TEXT:
PREDICTIONS’ END: Tomorrow, at least, they’ll stop their predicting! In yesterday’s Post, Washington’s giants showcased their sooth-saying skills once again in the “13th Biennial Crystal Ball Contest.” Yes, the Post dragged out the “experts” again, letting them forecast tomorrow’s elections. So you’ll know, here’s the way the Webb-Allen race will turn out:
ACCORDING TO TUCKER CARLSON: Allen 48, Webb 52
ACCORDING TO AMY WALTER: Allen 52, Webb 48
There! At least that’s settled! What conclusion did we draw from this pair of predictions? At least one of these two people isn’t an expert! By the way: Note how the Republicans in the Post panel all pick Allen, while the lone Democrat goes with Webb. No, these folk can’t predict elections. But you can predict what they’ll predict!

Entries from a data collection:
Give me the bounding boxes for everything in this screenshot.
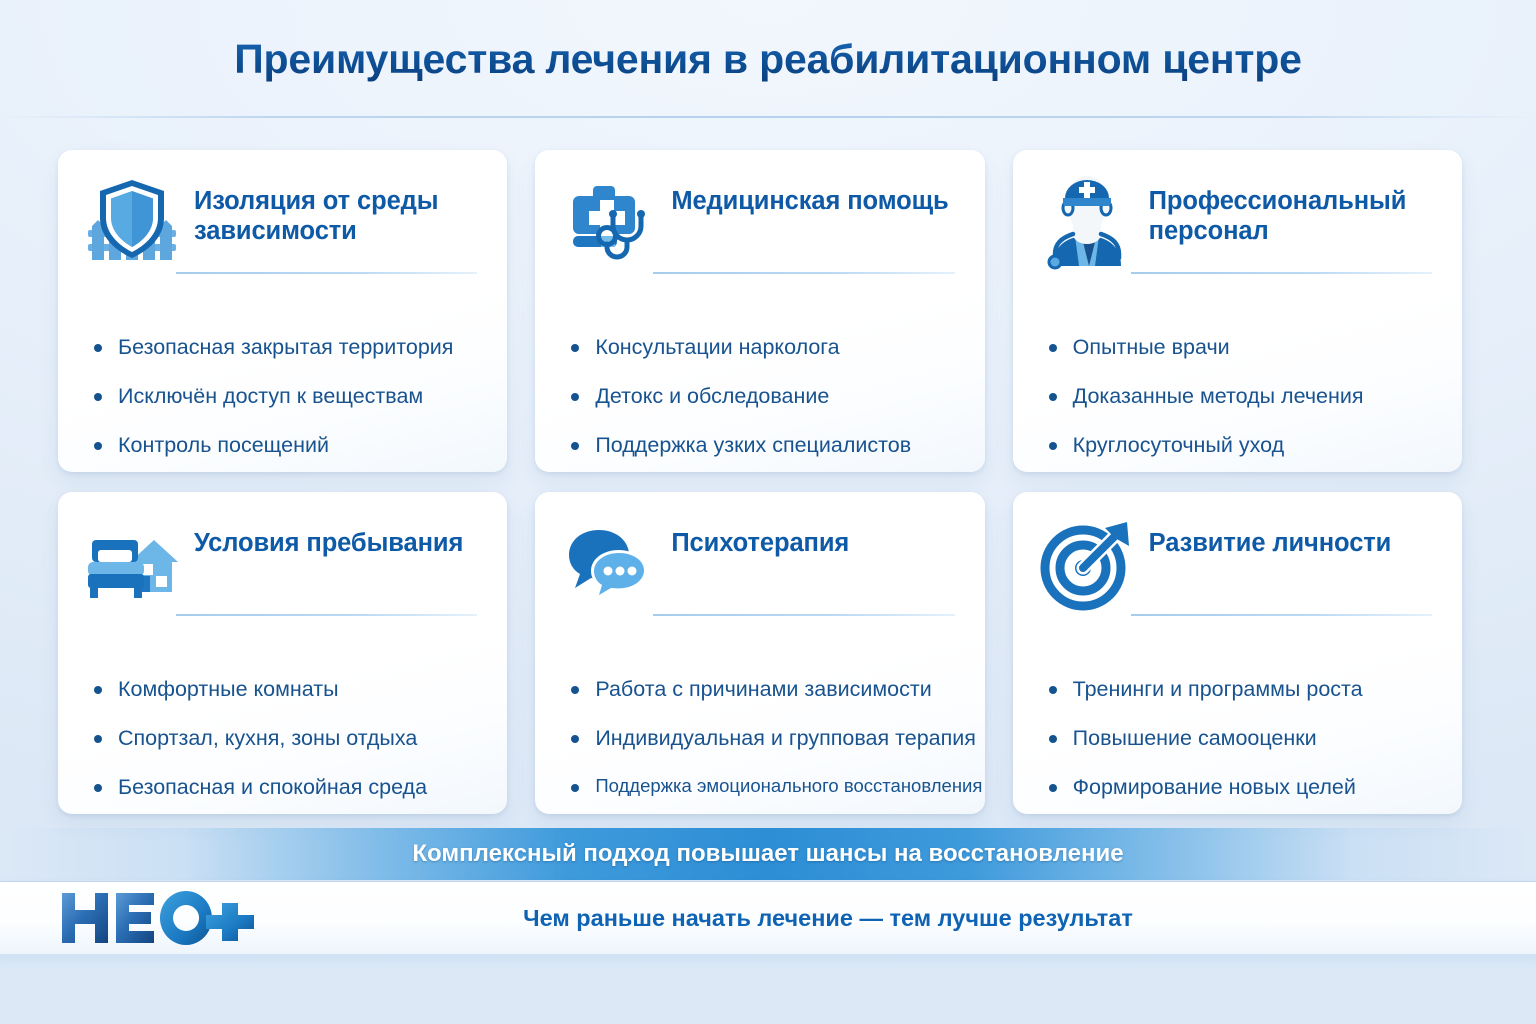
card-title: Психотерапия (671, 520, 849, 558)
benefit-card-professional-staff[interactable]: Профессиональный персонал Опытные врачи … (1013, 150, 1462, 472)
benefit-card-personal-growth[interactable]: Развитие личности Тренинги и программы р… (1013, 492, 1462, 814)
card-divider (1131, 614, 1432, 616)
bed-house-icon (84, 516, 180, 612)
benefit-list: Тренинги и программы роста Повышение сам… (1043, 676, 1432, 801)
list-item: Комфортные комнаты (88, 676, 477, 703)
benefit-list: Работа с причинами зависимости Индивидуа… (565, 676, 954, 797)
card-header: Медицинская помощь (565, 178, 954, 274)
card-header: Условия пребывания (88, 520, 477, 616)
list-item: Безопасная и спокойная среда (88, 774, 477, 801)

WHAT TO PRODUCE:
In the passage about election predictions, what is the name of the contest the Post ran? Rely only on the passage about election predictions, not the entries.

OUTPUT OF THE EXERCISE:
The "13th Biennial Crystal Ball Contest."